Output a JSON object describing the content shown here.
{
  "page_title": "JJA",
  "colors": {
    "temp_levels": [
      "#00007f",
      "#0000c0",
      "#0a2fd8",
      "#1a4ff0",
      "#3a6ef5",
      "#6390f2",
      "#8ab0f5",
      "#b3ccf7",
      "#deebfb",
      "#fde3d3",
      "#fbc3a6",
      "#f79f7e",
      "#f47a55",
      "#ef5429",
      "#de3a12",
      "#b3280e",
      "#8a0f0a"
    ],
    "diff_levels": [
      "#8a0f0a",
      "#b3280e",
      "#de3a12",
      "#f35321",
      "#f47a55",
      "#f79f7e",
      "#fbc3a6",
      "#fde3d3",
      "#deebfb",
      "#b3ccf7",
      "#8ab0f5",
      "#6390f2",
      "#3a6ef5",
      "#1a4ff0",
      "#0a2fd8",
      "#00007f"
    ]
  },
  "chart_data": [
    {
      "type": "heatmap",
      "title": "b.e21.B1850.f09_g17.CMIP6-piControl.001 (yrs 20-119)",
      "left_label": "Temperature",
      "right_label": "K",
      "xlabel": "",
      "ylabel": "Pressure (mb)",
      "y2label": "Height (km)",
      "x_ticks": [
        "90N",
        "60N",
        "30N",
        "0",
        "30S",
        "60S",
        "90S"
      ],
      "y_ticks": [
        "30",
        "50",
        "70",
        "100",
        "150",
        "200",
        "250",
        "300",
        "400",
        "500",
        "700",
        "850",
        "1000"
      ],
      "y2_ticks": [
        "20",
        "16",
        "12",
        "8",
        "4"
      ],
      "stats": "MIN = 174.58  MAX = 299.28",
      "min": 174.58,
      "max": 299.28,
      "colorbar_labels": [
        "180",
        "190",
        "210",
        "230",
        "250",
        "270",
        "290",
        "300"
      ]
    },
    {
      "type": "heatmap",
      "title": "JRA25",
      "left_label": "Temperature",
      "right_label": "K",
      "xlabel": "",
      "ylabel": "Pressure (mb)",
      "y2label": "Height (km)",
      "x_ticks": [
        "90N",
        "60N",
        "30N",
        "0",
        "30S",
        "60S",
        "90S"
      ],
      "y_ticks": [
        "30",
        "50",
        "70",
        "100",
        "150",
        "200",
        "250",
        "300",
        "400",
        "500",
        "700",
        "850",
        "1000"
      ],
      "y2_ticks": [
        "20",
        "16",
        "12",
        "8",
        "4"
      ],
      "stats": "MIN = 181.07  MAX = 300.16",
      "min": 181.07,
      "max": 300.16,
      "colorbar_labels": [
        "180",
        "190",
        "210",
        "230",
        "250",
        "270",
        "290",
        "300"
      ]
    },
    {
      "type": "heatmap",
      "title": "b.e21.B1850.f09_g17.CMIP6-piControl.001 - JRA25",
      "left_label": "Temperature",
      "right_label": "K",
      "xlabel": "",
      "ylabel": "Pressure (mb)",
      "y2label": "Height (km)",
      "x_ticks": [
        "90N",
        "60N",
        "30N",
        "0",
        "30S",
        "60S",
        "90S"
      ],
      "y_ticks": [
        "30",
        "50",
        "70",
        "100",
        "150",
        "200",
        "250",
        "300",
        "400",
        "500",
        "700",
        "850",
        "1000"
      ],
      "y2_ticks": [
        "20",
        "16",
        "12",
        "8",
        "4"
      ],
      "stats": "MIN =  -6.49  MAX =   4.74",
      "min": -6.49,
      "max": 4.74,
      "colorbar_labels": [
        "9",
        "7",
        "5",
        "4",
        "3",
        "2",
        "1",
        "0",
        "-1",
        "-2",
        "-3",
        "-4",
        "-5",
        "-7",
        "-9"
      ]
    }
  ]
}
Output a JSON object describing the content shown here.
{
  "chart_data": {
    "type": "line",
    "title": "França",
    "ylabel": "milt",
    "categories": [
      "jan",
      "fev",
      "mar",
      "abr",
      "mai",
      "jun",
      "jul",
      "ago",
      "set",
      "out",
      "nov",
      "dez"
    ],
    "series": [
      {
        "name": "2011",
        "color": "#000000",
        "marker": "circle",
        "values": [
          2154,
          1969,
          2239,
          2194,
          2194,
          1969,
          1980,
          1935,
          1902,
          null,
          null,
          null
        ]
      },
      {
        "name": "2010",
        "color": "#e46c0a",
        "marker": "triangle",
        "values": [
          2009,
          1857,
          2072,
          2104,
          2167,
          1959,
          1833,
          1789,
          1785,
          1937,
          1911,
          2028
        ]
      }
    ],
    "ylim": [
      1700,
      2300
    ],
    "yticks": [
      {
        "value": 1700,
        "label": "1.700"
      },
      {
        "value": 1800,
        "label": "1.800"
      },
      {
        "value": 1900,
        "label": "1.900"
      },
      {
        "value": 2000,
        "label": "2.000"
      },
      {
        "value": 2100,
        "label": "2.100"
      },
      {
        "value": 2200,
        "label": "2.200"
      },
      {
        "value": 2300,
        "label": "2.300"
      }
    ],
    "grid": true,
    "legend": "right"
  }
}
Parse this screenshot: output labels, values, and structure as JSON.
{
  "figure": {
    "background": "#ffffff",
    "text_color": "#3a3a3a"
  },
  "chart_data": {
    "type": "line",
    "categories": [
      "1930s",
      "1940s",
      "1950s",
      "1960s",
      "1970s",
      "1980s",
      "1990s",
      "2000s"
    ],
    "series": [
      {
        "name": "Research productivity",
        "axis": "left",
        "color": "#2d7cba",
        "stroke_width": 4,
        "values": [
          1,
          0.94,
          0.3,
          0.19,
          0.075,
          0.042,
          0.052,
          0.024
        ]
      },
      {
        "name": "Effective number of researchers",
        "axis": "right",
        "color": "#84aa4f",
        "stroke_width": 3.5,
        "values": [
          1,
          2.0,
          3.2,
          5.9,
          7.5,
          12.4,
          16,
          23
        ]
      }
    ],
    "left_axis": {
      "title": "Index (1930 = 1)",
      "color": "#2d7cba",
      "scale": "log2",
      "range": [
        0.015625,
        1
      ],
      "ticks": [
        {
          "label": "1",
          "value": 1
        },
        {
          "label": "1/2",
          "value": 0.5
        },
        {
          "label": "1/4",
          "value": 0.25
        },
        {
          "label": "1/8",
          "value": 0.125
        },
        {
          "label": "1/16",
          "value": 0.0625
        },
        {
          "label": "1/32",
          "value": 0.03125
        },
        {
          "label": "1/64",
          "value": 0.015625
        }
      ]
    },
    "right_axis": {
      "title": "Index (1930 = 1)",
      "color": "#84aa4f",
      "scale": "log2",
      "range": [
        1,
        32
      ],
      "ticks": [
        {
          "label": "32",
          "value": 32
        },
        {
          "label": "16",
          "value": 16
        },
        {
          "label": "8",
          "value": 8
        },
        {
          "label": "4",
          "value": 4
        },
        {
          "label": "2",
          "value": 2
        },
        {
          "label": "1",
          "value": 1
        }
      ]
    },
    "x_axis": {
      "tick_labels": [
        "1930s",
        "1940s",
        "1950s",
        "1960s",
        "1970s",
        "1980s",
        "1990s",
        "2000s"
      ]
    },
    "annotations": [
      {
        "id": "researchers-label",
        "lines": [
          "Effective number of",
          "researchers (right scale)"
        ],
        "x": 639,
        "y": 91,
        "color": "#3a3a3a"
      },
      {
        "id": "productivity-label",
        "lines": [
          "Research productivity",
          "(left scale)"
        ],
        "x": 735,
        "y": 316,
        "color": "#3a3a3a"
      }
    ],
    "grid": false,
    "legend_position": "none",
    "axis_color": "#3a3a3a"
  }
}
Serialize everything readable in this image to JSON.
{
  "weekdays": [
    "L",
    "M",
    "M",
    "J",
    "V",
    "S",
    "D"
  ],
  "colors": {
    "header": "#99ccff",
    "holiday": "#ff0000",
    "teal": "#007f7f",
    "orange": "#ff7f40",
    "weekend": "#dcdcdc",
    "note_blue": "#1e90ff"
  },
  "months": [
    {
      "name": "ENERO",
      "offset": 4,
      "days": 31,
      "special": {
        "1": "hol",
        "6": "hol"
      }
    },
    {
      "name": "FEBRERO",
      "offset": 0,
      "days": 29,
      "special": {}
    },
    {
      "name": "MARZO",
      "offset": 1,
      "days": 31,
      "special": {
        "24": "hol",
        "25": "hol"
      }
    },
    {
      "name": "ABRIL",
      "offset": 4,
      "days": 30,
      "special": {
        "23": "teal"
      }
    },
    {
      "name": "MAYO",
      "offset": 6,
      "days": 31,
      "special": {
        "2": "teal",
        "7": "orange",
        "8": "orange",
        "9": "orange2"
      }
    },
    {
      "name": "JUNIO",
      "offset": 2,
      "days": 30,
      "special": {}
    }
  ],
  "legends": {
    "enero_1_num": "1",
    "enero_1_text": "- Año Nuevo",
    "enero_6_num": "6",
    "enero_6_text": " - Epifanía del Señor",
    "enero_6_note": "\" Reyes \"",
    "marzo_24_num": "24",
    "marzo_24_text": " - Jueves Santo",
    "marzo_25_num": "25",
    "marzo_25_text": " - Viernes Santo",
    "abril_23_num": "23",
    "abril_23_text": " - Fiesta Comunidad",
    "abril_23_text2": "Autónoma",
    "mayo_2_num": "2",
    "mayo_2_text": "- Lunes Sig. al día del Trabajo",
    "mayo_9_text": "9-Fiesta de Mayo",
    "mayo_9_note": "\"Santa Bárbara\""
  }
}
---
AIM: Copy out every line from the data above that has "name" in it.

SOLUTION BELOW:
        "name": "2011",
        "name": "2010",
        "name": "Research productivity",
        "name": "Effective number of researchers",
      "name": "ENERO",
      "name": "FEBRERO",
      "name": "MARZO",
      "name": "ABRIL",
      "name": "MAYO",
      "name": "JUNIO",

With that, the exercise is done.